» TASK TO COMPLETE
Each record below is to be reproduced without any change.

Entries taken from a collection
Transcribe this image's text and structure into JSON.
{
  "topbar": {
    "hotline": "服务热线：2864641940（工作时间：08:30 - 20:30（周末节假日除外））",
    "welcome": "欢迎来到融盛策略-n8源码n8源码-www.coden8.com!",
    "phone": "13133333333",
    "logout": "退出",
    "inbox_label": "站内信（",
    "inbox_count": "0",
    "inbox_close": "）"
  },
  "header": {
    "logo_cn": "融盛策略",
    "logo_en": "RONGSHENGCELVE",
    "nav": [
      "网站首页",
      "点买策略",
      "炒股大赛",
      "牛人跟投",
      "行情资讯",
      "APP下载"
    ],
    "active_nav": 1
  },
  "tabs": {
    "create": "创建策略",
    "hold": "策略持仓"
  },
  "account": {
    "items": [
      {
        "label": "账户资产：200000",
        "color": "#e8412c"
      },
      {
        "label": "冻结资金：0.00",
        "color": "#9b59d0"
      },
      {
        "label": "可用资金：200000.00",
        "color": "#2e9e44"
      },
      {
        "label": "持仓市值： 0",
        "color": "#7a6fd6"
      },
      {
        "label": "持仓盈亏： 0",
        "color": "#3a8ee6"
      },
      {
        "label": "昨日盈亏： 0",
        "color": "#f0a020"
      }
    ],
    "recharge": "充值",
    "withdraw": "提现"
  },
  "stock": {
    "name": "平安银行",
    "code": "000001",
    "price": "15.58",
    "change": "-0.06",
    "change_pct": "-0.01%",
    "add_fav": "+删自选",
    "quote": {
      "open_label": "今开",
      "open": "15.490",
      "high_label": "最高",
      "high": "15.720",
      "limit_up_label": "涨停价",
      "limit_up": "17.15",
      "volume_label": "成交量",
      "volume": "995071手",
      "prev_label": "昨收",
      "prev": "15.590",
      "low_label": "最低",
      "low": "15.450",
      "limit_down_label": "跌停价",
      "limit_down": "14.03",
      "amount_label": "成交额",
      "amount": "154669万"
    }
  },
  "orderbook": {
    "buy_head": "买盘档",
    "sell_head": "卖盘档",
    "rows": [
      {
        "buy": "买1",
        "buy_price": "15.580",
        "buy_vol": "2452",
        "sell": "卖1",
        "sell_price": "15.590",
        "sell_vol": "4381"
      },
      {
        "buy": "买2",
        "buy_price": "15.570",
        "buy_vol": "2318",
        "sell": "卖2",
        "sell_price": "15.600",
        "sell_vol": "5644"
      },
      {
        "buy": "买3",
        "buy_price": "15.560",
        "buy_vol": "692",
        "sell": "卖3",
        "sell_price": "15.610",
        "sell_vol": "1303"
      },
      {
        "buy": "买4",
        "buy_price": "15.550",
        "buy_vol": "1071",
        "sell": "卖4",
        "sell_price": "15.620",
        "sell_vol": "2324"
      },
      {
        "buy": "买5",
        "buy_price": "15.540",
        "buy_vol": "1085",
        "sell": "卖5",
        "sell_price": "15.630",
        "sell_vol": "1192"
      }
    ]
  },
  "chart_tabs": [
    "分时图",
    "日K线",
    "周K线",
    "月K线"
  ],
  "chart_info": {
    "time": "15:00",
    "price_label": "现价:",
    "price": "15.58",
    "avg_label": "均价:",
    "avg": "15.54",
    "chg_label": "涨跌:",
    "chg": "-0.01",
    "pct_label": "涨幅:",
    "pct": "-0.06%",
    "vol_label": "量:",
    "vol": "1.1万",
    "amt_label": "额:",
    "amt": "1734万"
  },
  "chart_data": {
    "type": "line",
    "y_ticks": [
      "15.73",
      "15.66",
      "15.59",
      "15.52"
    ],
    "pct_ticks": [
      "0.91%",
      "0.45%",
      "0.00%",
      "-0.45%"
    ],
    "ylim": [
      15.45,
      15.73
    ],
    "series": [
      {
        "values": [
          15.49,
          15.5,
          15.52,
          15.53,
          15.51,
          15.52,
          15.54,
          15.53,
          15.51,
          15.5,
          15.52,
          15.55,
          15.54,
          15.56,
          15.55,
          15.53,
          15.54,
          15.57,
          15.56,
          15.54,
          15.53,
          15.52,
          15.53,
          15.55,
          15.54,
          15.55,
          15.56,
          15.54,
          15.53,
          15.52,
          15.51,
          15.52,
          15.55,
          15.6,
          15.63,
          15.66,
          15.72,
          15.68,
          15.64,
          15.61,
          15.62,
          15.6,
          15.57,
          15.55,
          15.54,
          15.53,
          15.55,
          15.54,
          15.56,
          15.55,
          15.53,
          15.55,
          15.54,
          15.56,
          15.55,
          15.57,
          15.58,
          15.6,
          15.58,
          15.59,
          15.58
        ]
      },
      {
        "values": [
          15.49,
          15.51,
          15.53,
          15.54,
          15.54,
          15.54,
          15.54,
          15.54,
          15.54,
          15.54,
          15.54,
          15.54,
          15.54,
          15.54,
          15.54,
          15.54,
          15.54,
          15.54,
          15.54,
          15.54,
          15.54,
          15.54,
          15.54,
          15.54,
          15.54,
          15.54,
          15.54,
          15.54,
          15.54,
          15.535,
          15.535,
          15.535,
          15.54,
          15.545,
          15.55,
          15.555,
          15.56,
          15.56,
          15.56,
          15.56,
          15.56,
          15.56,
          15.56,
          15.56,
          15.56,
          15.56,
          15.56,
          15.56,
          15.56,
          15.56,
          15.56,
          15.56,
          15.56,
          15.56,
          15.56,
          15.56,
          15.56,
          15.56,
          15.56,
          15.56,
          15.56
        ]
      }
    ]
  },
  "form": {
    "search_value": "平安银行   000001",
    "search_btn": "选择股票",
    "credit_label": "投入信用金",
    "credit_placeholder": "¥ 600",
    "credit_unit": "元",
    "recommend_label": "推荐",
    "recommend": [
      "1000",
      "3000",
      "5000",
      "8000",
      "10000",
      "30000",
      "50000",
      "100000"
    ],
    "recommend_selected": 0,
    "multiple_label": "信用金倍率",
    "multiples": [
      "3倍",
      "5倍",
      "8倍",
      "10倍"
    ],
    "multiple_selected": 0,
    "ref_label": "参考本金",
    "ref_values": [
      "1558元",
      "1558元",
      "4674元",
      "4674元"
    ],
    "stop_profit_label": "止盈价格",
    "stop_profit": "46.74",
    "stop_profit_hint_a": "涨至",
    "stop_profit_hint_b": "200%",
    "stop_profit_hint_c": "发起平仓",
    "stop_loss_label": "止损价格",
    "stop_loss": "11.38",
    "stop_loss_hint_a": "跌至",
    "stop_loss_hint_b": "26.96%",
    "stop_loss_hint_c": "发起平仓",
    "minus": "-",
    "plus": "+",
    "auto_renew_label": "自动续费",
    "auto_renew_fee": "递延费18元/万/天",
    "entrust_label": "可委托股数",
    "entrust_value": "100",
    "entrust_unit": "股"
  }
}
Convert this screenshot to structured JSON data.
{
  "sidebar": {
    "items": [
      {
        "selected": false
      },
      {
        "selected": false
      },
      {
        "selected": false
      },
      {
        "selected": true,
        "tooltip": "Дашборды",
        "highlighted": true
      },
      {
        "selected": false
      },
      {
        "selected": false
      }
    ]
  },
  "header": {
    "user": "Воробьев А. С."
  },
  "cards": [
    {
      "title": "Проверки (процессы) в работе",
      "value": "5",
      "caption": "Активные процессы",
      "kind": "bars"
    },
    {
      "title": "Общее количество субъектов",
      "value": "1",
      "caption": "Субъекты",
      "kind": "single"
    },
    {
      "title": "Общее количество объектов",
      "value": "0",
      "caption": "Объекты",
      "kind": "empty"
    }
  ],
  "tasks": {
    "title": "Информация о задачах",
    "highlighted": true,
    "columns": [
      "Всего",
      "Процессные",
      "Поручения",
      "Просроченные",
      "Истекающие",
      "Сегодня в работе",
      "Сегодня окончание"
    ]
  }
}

» RESULT FOR THIS TASK
Transcribe this image's text and structure into JSON.
{
  "topbar": {
    "hotline": "服务热线：2864641940（工作时间：08:30 - 20:30（周末节假日除外））",
    "welcome": "欢迎来到融盛策略-n8源码n8源码-www.coden8.com!",
    "phone": "13133333333",
    "logout": "退出",
    "inbox_label": "站内信（",
    "inbox_count": "0",
    "inbox_close": "）"
  },
  "header": {
    "logo_cn": "融盛策略",
    "logo_en": "RONGSHENGCELVE",
    "nav": [
      "网站首页",
      "点买策略",
      "炒股大赛",
      "牛人跟投",
      "行情资讯",
      "APP下载"
    ],
    "active_nav": 1
  },
  "tabs": {
    "create": "创建策略",
    "hold": "策略持仓"
  },
  "account": {
    "items": [
      {
        "label": "账户资产：200000",
        "color": "#e8412c"
      },
      {
        "label": "冻结资金：0.00",
        "color": "#9b59d0"
      },
      {
        "label": "可用资金：200000.00",
        "color": "#2e9e44"
      },
      {
        "label": "持仓市值： 0",
        "color": "#7a6fd6"
      },
      {
        "label": "持仓盈亏： 0",
        "color": "#3a8ee6"
      },
      {
        "label": "昨日盈亏： 0",
        "color": "#f0a020"
      }
    ],
    "recharge": "充值",
    "withdraw": "提现"
  },
  "stock": {
    "name": "平安银行",
    "code": "000001",
    "price": "15.58",
    "change": "-0.06",
    "change_pct": "-0.01%",
    "add_fav": "+删自选",
    "quote": {
      "open_label": "今开",
      "open": "15.490",
      "high_label": "最高",
      "high": "15.720",
      "limit_up_label": "涨停价",
      "limit_up": "17.15",
      "volume_label": "成交量",
      "volume": "995071手",
      "prev_label": "昨收",
      "prev": "15.590",
      "low_label": "最低",
      "low": "15.450",
      "limit_down_label": "跌停价",
      "limit_down": "14.03",
      "amount_label": "成交额",
      "amount": "154669万"
    }
  },
  "orderbook": {
    "buy_head": "买盘档",
    "sell_head": "卖盘档",
    "rows": [
      {
        "buy": "买1",
        "buy_price": "15.580",
        "buy_vol": "2452",
        "sell": "卖1",
        "sell_price": "15.590",
        "sell_vol": "4381"
      },
      {
        "buy": "买2",
        "buy_price": "15.570",
        "buy_vol": "2318",
        "sell": "卖2",
        "sell_price": "15.600",
        "sell_vol": "5644"
      },
      {
        "buy": "买3",
        "buy_price": "15.560",
        "buy_vol": "692",
        "sell": "卖3",
        "sell_price": "15.610",
        "sell_vol": "1303"
      },
      {
        "buy": "买4",
        "buy_price": "15.550",
        "buy_vol": "1071",
        "sell": "卖4",
        "sell_price": "15.620",
        "sell_vol": "2324"
      },
      {
        "buy": "买5",
        "buy_price": "15.540",
        "buy_vol": "1085",
        "sell": "卖5",
        "sell_price": "15.630",
        "sell_vol": "1192"
      }
    ]
  },
  "chart_tabs": [
    "分时图",
    "日K线",
    "周K线",
    "月K线"
  ],
  "chart_info": {
    "time": "15:00",
    "price_label": "现价:",
    "price": "15.58",
    "avg_label": "均价:",
    "avg": "15.54",
    "chg_label": "涨跌:",
    "chg": "-0.01",
    "pct_label": "涨幅:",
    "pct": "-0.06%",
    "vol_label": "量:",
    "vol": "1.1万",
    "amt_label": "额:",
    "amt": "1734万"
  },
  "chart_data": {
    "type": "line",
    "y_ticks": [
      "15.73",
      "15.66",
      "15.59",
      "15.52"
    ],
    "pct_ticks": [
      "0.91%",
      "0.45%",
      "0.00%",
      "-0.45%"
    ],
    "ylim": [
      15.45,
      15.73
    ],
    "series": [
      {
        "values": [
          15.49,
          15.5,
          15.52,
          15.53,
          15.51,
          15.52,
          15.54,
          15.53,
          15.51,
          15.5,
          15.52,
          15.55,
          15.54,
          15.56,
          15.55,
          15.53,
          15.54,
          15.57,
          15.56,
          15.54,
          15.53,
          15.52,
          15.53,
          15.55,
          15.54,
          15.55,
          15.56,
          15.54,
          15.53,
          15.52,
          15.51,
          15.52,
          15.55,
          15.6,
          15.63,
          15.66,
          15.72,
          15.68,
          15.64,
          15.61,
          15.62,
          15.6,
          15.57,
          15.55,
          15.54,
          15.53,
          15.55,
          15.54,
          15.56,
          15.55,
          15.53,
          15.55,
          15.54,
          15.56,
          15.55,
          15.57,
          15.58,
          15.6,
          15.58,
          15.59,
          15.58
        ]
      },
      {
        "values": [
          15.49,
          15.51,
          15.53,
          15.54,
          15.54,
          15.54,
          15.54,
          15.54,
          15.54,
          15.54,
          15.54,
          15.54,
          15.54,
          15.54,
          15.54,
          15.54,
          15.54,
          15.54,
          15.54,
          15.54,
          15.54,
          15.54,
          15.54,
          15.54,
          15.54,
          15.54,
          15.54,
          15.54,
          15.54,
          15.535,
          15.535,
          15.535,
          15.54,
          15.545,
          15.55,
          15.555,
          15.56,
          15.56,
          15.56,
          15.56,
          15.56,
          15.56,
          15.56,
          15.56,
          15.56,
          15.56,
          15.56,
          15.56,
          15.56,
          15.56,
          15.56,
          15.56,
          15.56,
          15.56,
          15.56,
          15.56,
          15.56,
          15.56,
          15.56,
          15.56,
          15.56
        ]
      }
    ]
  },
  "form": {
    "search_value": "平安银行   000001",
    "search_btn": "选择股票",
    "credit_label": "投入信用金",
    "credit_placeholder": "¥ 600",
    "credit_unit": "元",
    "recommend_label": "推荐",
    "recommend": [
      "1000",
      "3000",
      "5000",
      "8000",
      "10000",
      "30000",
      "50000",
      "100000"
    ],
    "recommend_selected": 0,
    "multiple_label": "信用金倍率",
    "multiples": [
      "3倍",
      "5倍",
      "8倍",
      "10倍"
    ],
    "multiple_selected": 0,
    "ref_label": "参考本金",
    "ref_values": [
      "1558元",
      "1558元",
      "4674元",
      "4674元"
    ],
    "stop_profit_label": "止盈价格",
    "stop_profit": "46.74",
    "stop_profit_hint_a": "涨至",
    "stop_profit_hint_b": "200%",
    "stop_profit_hint_c": "发起平仓",
    "stop_loss_label": "止损价格",
    "stop_loss": "11.38",
    "stop_loss_hint_a": "跌至",
    "stop_loss_hint_b": "26.96%",
    "stop_loss_hint_c": "发起平仓",
    "minus": "-",
    "plus": "+",
    "auto_renew_label": "自动续费",
    "auto_renew_fee": "递延费18元/万/天",
    "entrust_label": "可委托股数",
    "entrust_value": "100",
    "entrust_unit": "股"
  }
}
Convert this screenshot to structured JSON data.
{
  "sidebar": {
    "items": [
      {
        "selected": false
      },
      {
        "selected": false
      },
      {
        "selected": false
      },
      {
        "selected": true,
        "tooltip": "Дашборды",
        "highlighted": true
      },
      {
        "selected": false
      },
      {
        "selected": false
      }
    ]
  },
  "header": {
    "user": "Воробьев А. С."
  },
  "cards": [
    {
      "title": "Проверки (процессы) в работе",
      "value": "5",
      "caption": "Активные процессы",
      "kind": "bars"
    },
    {
      "title": "Общее количество субъектов",
      "value": "1",
      "caption": "Субъекты",
      "kind": "single"
    },
    {
      "title": "Общее количество объектов",
      "value": "0",
      "caption": "Объекты",
      "kind": "empty"
    }
  ],
  "tasks": {
    "title": "Информация о задачах",
    "highlighted": true,
    "columns": [
      "Всего",
      "Процессные",
      "Поручения",
      "Просроченные",
      "Истекающие",
      "Сегодня в работе",
      "Сегодня окончание"
    ]
  }
}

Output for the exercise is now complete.